EXERCISE DETAILS:
Set down the records once more, please, exactly and with the pictures left out.

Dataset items
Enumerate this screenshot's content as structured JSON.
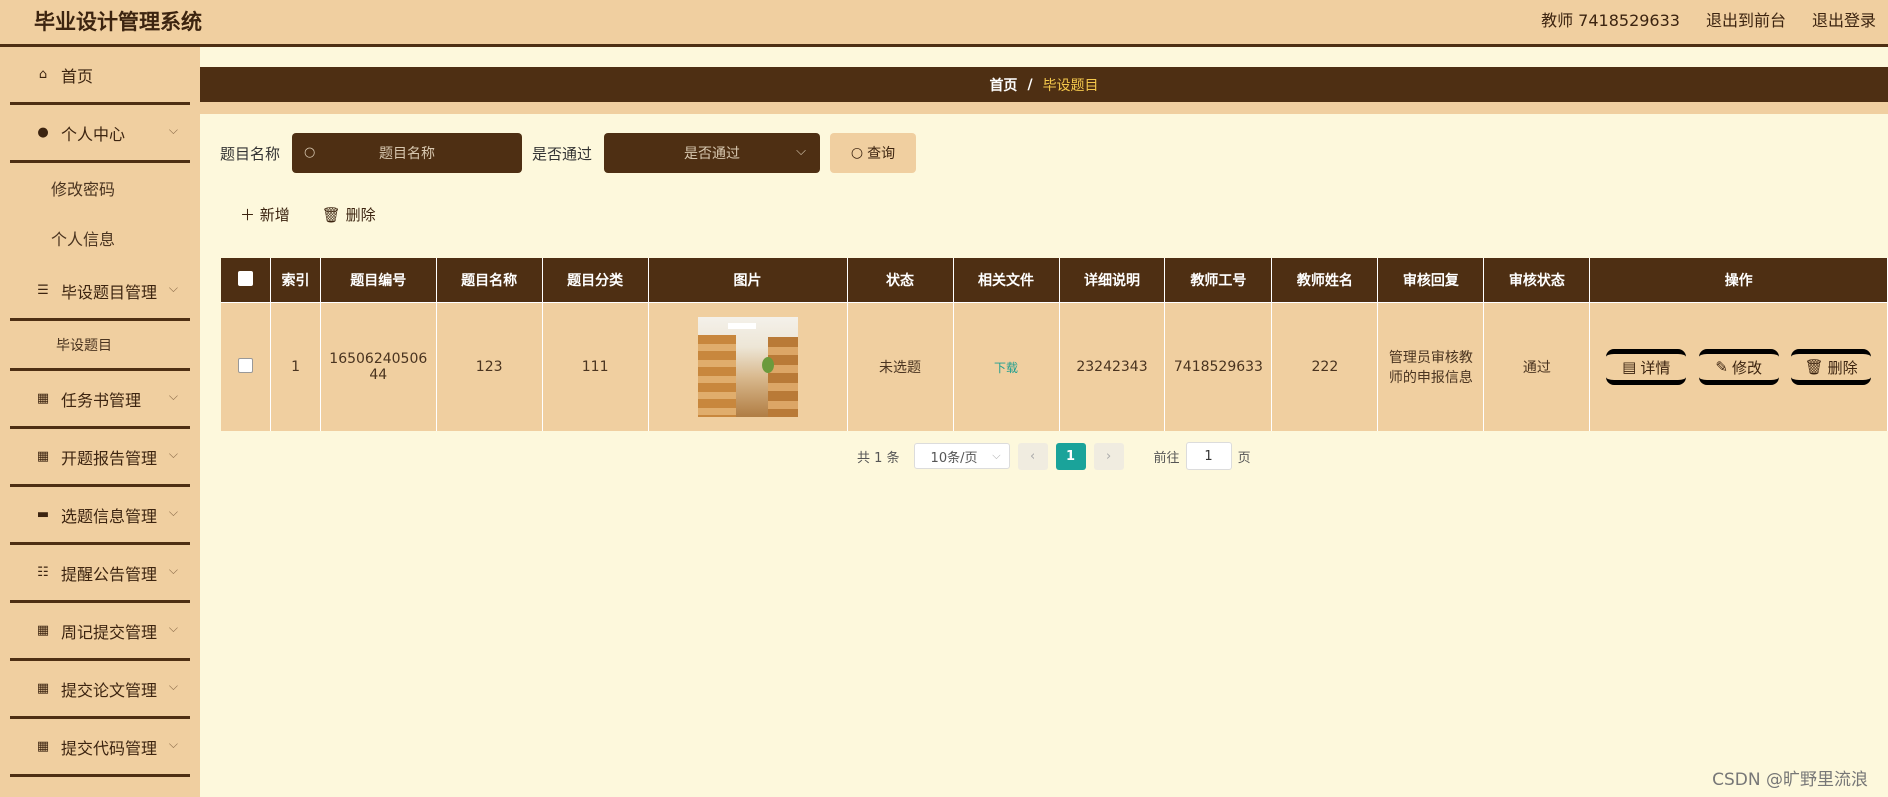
{
  "header": {
    "title": "毕业设计管理系统",
    "user": "教师 7418529633",
    "front": "退出到前台",
    "logout": "退出登录"
  },
  "sidebar": {
    "home": "首页",
    "personal": "个人中心",
    "change_password": "修改密码",
    "personal_info": "个人信息",
    "topic_mgmt": "毕设题目管理",
    "topic": "毕设题目",
    "task_mgmt": "任务书管理",
    "opening_mgmt": "开题报告管理",
    "selection_mgmt": "选题信息管理",
    "notice_mgmt": "提醒公告管理",
    "weekly_mgmt": "周记提交管理",
    "thesis_mgmt": "提交论文管理",
    "code_mgmt": "提交代码管理"
  },
  "breadcrumb": {
    "home": "首页",
    "sep": "/",
    "current": "毕设题目"
  },
  "search": {
    "name_label": "题目名称",
    "name_placeholder": "题目名称",
    "pass_label": "是否通过",
    "pass_placeholder": "是否通过",
    "query_label": "查询"
  },
  "actions": {
    "add": "新增",
    "delete": "删除"
  },
  "table": {
    "headers": [
      "索引",
      "题目编号",
      "题目名称",
      "题目分类",
      "图片",
      "状态",
      "相关文件",
      "详细说明",
      "教师工号",
      "教师姓名",
      "审核回复",
      "审核状态",
      "操作"
    ],
    "rows": [
      {
        "index": "1",
        "code": "1650624050644",
        "name": "123",
        "category": "111",
        "status": "未选题",
        "file": "下载",
        "detail": "23242343",
        "teacher_id": "7418529633",
        "teacher_name": "222",
        "reply": "管理员审核教师的申报信息",
        "audit": "通过"
      }
    ],
    "ops": {
      "detail": "详情",
      "edit": "修改",
      "delete": "删除"
    }
  },
  "pager": {
    "total": "共 1 条",
    "size": "10条/页",
    "current": "1",
    "goto_label": "前往",
    "goto_value": "1",
    "page_unit": "页"
  },
  "watermark": "CSDN @旷野里流浪"
}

RESULT BELOW:
Enumerate this screenshot's content as structured JSON.
{
  "header": {
    "title": "毕业设计管理系统",
    "user": "教师 7418529633",
    "front": "退出到前台",
    "logout": "退出登录"
  },
  "sidebar": {
    "home": "首页",
    "personal": "个人中心",
    "change_password": "修改密码",
    "personal_info": "个人信息",
    "topic_mgmt": "毕设题目管理",
    "topic": "毕设题目",
    "task_mgmt": "任务书管理",
    "opening_mgmt": "开题报告管理",
    "selection_mgmt": "选题信息管理",
    "notice_mgmt": "提醒公告管理",
    "weekly_mgmt": "周记提交管理",
    "thesis_mgmt": "提交论文管理",
    "code_mgmt": "提交代码管理"
  },
  "breadcrumb": {
    "home": "首页",
    "sep": "/",
    "current": "毕设题目"
  },
  "search": {
    "name_label": "题目名称",
    "name_placeholder": "题目名称",
    "pass_label": "是否通过",
    "pass_placeholder": "是否通过",
    "query_label": "查询"
  },
  "actions": {
    "add": "新增",
    "delete": "删除"
  },
  "table": {
    "headers": [
      "索引",
      "题目编号",
      "题目名称",
      "题目分类",
      "图片",
      "状态",
      "相关文件",
      "详细说明",
      "教师工号",
      "教师姓名",
      "审核回复",
      "审核状态",
      "操作"
    ],
    "rows": [
      {
        "index": "1",
        "code": "1650624050644",
        "name": "123",
        "category": "111",
        "status": "未选题",
        "file": "下载",
        "detail": "23242343",
        "teacher_id": "7418529633",
        "teacher_name": "222",
        "reply": "管理员审核教师的申报信息",
        "audit": "通过"
      }
    ],
    "ops": {
      "detail": "详情",
      "edit": "修改",
      "delete": "删除"
    }
  },
  "pager": {
    "total": "共 1 条",
    "size": "10条/页",
    "current": "1",
    "goto_label": "前往",
    "goto_value": "1",
    "page_unit": "页"
  },
  "watermark": "CSDN @旷野里流浪"
}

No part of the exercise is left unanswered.